Raw records start

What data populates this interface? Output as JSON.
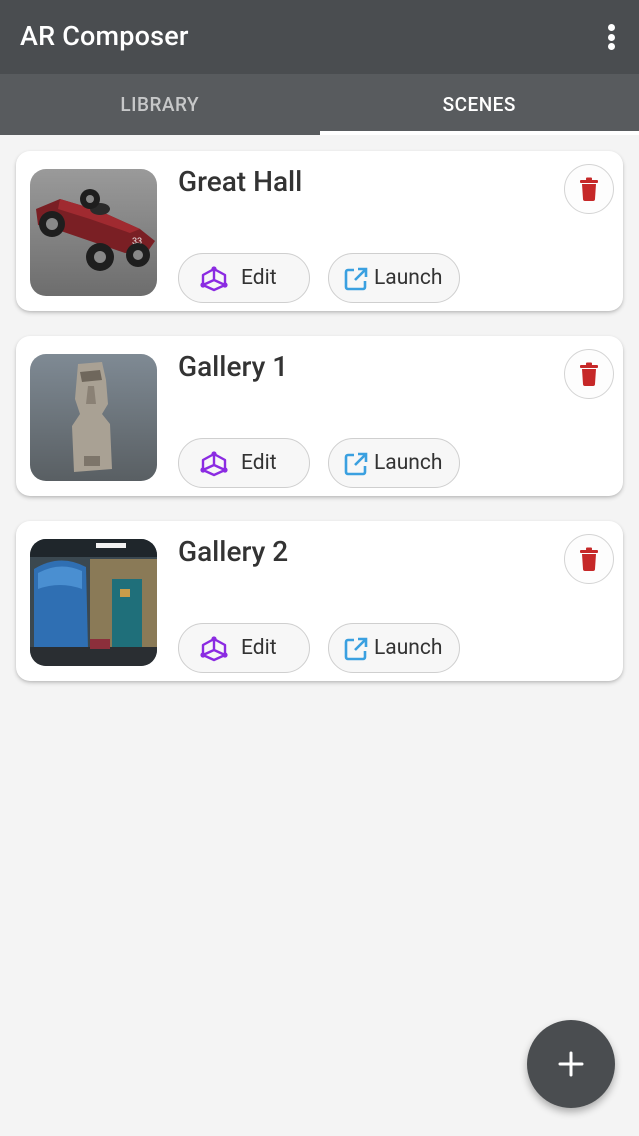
{
  "app": {
    "title": "AR Composer"
  },
  "tabs": [
    {
      "label": "LIBRARY",
      "active": false
    },
    {
      "label": "SCENES",
      "active": true
    }
  ],
  "scenes": [
    {
      "title": "Great Hall",
      "thumbnail": "red-race-car",
      "edit_label": "Edit",
      "launch_label": "Launch"
    },
    {
      "title": "Gallery 1",
      "thumbnail": "moai-statue",
      "edit_label": "Edit",
      "launch_label": "Launch"
    },
    {
      "title": "Gallery 2",
      "thumbnail": "industrial-room-blue-tank",
      "edit_label": "Edit",
      "launch_label": "Launch"
    }
  ],
  "colors": {
    "appbar": "#4a4d50",
    "tabbar": "#585b5e",
    "edit_icon": "#8b2be2",
    "launch_icon": "#3aa0e0",
    "delete_icon": "#c62828"
  },
  "icons": {
    "overflow": "more-vert-icon",
    "edit": "cube-icon",
    "launch": "open-external-icon",
    "delete": "trash-icon",
    "fab": "plus-icon"
  }
}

Raw records end

Leave the pictures out, and print every line of the listing exactly as written.

> **Task solution**:
What data populates this interface? Output as JSON.
{
  "app": {
    "title": "AR Composer"
  },
  "tabs": [
    {
      "label": "LIBRARY",
      "active": false
    },
    {
      "label": "SCENES",
      "active": true
    }
  ],
  "scenes": [
    {
      "title": "Great Hall",
      "thumbnail": "red-race-car",
      "edit_label": "Edit",
      "launch_label": "Launch"
    },
    {
      "title": "Gallery 1",
      "thumbnail": "moai-statue",
      "edit_label": "Edit",
      "launch_label": "Launch"
    },
    {
      "title": "Gallery 2",
      "thumbnail": "industrial-room-blue-tank",
      "edit_label": "Edit",
      "launch_label": "Launch"
    }
  ],
  "colors": {
    "appbar": "#4a4d50",
    "tabbar": "#585b5e",
    "edit_icon": "#8b2be2",
    "launch_icon": "#3aa0e0",
    "delete_icon": "#c62828"
  },
  "icons": {
    "overflow": "more-vert-icon",
    "edit": "cube-icon",
    "launch": "open-external-icon",
    "delete": "trash-icon",
    "fab": "plus-icon"
  }
}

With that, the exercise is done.